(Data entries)
## START

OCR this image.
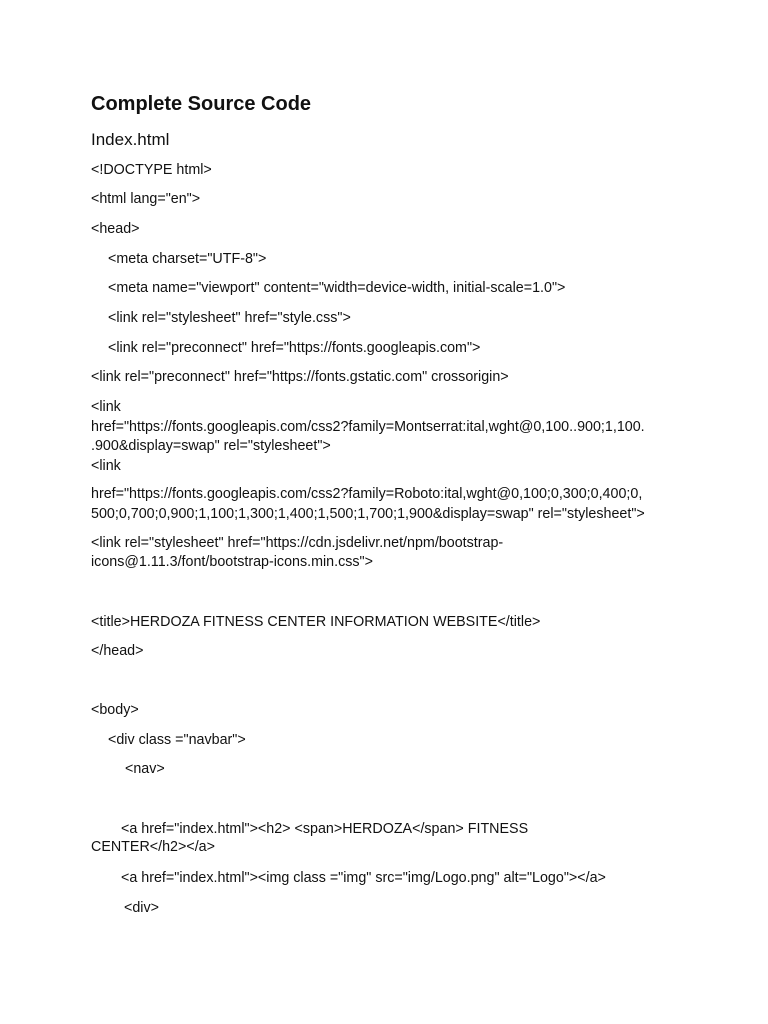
Complete Source Code
Index.html
<!DOCTYPE html>
<html lang="en">
<head>
<meta charset="UTF-8">
<meta name="viewport" content="width=device-width, initial-scale=1.0">
<link rel="stylesheet" href="style.css">
<link rel="preconnect" href="https://fonts.googleapis.com">
<link rel="preconnect" href="https://fonts.gstatic.com" crossorigin>
<link
href="https://fonts.googleapis.com/css2?family=Montserrat:ital,wght@0,100..900;1,100.
.900&display=swap" rel="stylesheet">
<link
href="https://fonts.googleapis.com/css2?family=Roboto:ital,wght@0,100;0,300;0,400;0,
500;0,700;0,900;1,100;1,300;1,400;1,500;1,700;1,900&display=swap" rel="stylesheet">
<link rel="stylesheet" href="https://cdn.jsdelivr.net/npm/bootstrap-
icons@1.11.3/font/bootstrap-icons.min.css">
<title>HERDOZA FITNESS CENTER INFORMATION WEBSITE</title>
</head>
<body>
<div class ="navbar">
<nav>
<a href="index.html"><h2> <span>HERDOZA</span> FITNESS
CENTER</h2></a>
<a href="index.html"><img class ="img" src="img/Logo.png" alt="Logo"></a>
<div>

## END

▸ TASK REQUIREMENTS
Repeat every record above exactly, but leave out any pictures.

▸ EXERCISE SOLUTION
OCR this image.
Complete Source Code
Index.html
<!DOCTYPE html>
<html lang="en">
<head>
<meta charset="UTF-8">
<meta name="viewport" content="width=device-width, initial-scale=1.0">
<link rel="stylesheet" href="style.css">
<link rel="preconnect" href="https://fonts.googleapis.com">
<link rel="preconnect" href="https://fonts.gstatic.com" crossorigin>
<link
href="https://fonts.googleapis.com/css2?family=Montserrat:ital,wght@0,100..900;1,100.
.900&display=swap" rel="stylesheet">
<link
href="https://fonts.googleapis.com/css2?family=Roboto:ital,wght@0,100;0,300;0,400;0,
500;0,700;0,900;1,100;1,300;1,400;1,500;1,700;1,900&display=swap" rel="stylesheet">
<link rel="stylesheet" href="https://cdn.jsdelivr.net/npm/bootstrap-
icons@1.11.3/font/bootstrap-icons.min.css">
<title>HERDOZA FITNESS CENTER INFORMATION WEBSITE</title>
</head>
<body>
<div class ="navbar">
<nav>
<a href="index.html"><h2> <span>HERDOZA</span> FITNESS
CENTER</h2></a>
<a href="index.html"><img class ="img" src="img/Logo.png" alt="Logo"></a>
<div>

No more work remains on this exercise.